# Problem details
Set down the whole listing verbatim.

%%

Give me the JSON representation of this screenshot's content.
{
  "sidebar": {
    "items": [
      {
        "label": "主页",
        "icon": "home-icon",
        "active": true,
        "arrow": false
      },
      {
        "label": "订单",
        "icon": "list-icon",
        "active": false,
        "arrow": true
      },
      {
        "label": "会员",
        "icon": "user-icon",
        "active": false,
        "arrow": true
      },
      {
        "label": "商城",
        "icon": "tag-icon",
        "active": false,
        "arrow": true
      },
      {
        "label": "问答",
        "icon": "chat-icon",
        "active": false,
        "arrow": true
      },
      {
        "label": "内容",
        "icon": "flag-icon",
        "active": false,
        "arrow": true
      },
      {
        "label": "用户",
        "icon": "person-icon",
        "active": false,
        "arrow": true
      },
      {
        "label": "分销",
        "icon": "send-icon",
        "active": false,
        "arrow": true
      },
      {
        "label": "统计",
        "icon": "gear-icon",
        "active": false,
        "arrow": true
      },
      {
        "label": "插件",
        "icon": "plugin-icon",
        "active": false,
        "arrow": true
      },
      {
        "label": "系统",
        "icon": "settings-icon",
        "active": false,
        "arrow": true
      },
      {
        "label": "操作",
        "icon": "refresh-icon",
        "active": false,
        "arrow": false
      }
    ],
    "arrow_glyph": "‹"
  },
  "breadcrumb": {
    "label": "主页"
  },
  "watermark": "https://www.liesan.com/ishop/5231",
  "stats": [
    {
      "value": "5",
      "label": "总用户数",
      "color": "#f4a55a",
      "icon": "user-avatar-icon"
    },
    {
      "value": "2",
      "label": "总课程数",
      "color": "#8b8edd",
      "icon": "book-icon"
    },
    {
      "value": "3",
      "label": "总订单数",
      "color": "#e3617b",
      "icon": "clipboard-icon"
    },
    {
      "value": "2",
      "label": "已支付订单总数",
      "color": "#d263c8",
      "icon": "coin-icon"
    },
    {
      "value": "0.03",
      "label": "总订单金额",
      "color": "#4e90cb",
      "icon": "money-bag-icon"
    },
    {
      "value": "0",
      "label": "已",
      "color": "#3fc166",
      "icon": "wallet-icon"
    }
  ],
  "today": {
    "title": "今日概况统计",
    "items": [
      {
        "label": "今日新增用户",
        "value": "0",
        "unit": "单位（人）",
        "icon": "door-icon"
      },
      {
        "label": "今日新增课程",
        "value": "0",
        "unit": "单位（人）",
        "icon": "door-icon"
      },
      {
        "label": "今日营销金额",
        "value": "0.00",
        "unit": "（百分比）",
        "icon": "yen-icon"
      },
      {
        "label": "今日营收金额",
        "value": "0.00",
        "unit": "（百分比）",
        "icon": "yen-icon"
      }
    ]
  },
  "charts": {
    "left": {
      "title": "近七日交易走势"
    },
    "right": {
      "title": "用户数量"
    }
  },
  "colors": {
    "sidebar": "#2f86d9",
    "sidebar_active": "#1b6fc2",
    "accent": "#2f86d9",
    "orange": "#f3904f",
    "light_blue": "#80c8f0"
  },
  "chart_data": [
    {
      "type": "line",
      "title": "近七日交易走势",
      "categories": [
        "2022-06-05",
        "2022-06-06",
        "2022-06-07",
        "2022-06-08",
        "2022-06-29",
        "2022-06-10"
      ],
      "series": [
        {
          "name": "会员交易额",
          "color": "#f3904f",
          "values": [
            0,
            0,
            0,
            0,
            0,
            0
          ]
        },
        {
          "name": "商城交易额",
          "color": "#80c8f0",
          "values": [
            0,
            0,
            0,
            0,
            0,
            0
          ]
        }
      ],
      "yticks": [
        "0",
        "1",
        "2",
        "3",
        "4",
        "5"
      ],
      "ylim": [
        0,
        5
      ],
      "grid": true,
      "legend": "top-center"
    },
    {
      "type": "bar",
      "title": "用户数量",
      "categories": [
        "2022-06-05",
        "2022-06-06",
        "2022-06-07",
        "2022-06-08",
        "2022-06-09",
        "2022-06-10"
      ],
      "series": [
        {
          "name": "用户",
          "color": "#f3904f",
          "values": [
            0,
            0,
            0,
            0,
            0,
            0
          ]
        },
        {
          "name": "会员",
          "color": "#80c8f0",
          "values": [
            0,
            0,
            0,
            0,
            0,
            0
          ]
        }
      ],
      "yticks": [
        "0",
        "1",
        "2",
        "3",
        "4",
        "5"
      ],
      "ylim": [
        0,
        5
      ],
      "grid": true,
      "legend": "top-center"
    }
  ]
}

%%

# Answer to the problem
Give me the JSON representation of this screenshot's content.
{
  "sidebar": {
    "items": [
      {
        "label": "主页",
        "icon": "home-icon",
        "active": true,
        "arrow": false
      },
      {
        "label": "订单",
        "icon": "list-icon",
        "active": false,
        "arrow": true
      },
      {
        "label": "会员",
        "icon": "user-icon",
        "active": false,
        "arrow": true
      },
      {
        "label": "商城",
        "icon": "tag-icon",
        "active": false,
        "arrow": true
      },
      {
        "label": "问答",
        "icon": "chat-icon",
        "active": false,
        "arrow": true
      },
      {
        "label": "内容",
        "icon": "flag-icon",
        "active": false,
        "arrow": true
      },
      {
        "label": "用户",
        "icon": "person-icon",
        "active": false,
        "arrow": true
      },
      {
        "label": "分销",
        "icon": "send-icon",
        "active": false,
        "arrow": true
      },
      {
        "label": "统计",
        "icon": "gear-icon",
        "active": false,
        "arrow": true
      },
      {
        "label": "插件",
        "icon": "plugin-icon",
        "active": false,
        "arrow": true
      },
      {
        "label": "系统",
        "icon": "settings-icon",
        "active": false,
        "arrow": true
      },
      {
        "label": "操作",
        "icon": "refresh-icon",
        "active": false,
        "arrow": false
      }
    ],
    "arrow_glyph": "‹"
  },
  "breadcrumb": {
    "label": "主页"
  },
  "watermark": "https://www.liesan.com/ishop/5231",
  "stats": [
    {
      "value": "5",
      "label": "总用户数",
      "color": "#f4a55a",
      "icon": "user-avatar-icon"
    },
    {
      "value": "2",
      "label": "总课程数",
      "color": "#8b8edd",
      "icon": "book-icon"
    },
    {
      "value": "3",
      "label": "总订单数",
      "color": "#e3617b",
      "icon": "clipboard-icon"
    },
    {
      "value": "2",
      "label": "已支付订单总数",
      "color": "#d263c8",
      "icon": "coin-icon"
    },
    {
      "value": "0.03",
      "label": "总订单金额",
      "color": "#4e90cb",
      "icon": "money-bag-icon"
    },
    {
      "value": "0",
      "label": "已",
      "color": "#3fc166",
      "icon": "wallet-icon"
    }
  ],
  "today": {
    "title": "今日概况统计",
    "items": [
      {
        "label": "今日新增用户",
        "value": "0",
        "unit": "单位（人）",
        "icon": "door-icon"
      },
      {
        "label": "今日新增课程",
        "value": "0",
        "unit": "单位（人）",
        "icon": "door-icon"
      },
      {
        "label": "今日营销金额",
        "value": "0.00",
        "unit": "（百分比）",
        "icon": "yen-icon"
      },
      {
        "label": "今日营收金额",
        "value": "0.00",
        "unit": "（百分比）",
        "icon": "yen-icon"
      }
    ]
  },
  "charts": {
    "left": {
      "title": "近七日交易走势"
    },
    "right": {
      "title": "用户数量"
    }
  },
  "colors": {
    "sidebar": "#2f86d9",
    "sidebar_active": "#1b6fc2",
    "accent": "#2f86d9",
    "orange": "#f3904f",
    "light_blue": "#80c8f0"
  },
  "chart_data": [
    {
      "type": "line",
      "title": "近七日交易走势",
      "categories": [
        "2022-06-05",
        "2022-06-06",
        "2022-06-07",
        "2022-06-08",
        "2022-06-29",
        "2022-06-10"
      ],
      "series": [
        {
          "name": "会员交易额",
          "color": "#f3904f",
          "values": [
            0,
            0,
            0,
            0,
            0,
            0
          ]
        },
        {
          "name": "商城交易额",
          "color": "#80c8f0",
          "values": [
            0,
            0,
            0,
            0,
            0,
            0
          ]
        }
      ],
      "yticks": [
        "0",
        "1",
        "2",
        "3",
        "4",
        "5"
      ],
      "ylim": [
        0,
        5
      ],
      "grid": true,
      "legend": "top-center"
    },
    {
      "type": "bar",
      "title": "用户数量",
      "categories": [
        "2022-06-05",
        "2022-06-06",
        "2022-06-07",
        "2022-06-08",
        "2022-06-09",
        "2022-06-10"
      ],
      "series": [
        {
          "name": "用户",
          "color": "#f3904f",
          "values": [
            0,
            0,
            0,
            0,
            0,
            0
          ]
        },
        {
          "name": "会员",
          "color": "#80c8f0",
          "values": [
            0,
            0,
            0,
            0,
            0,
            0
          ]
        }
      ],
      "yticks": [
        "0",
        "1",
        "2",
        "3",
        "4",
        "5"
      ],
      "ylim": [
        0,
        5
      ],
      "grid": true,
      "legend": "top-center"
    }
  ]
}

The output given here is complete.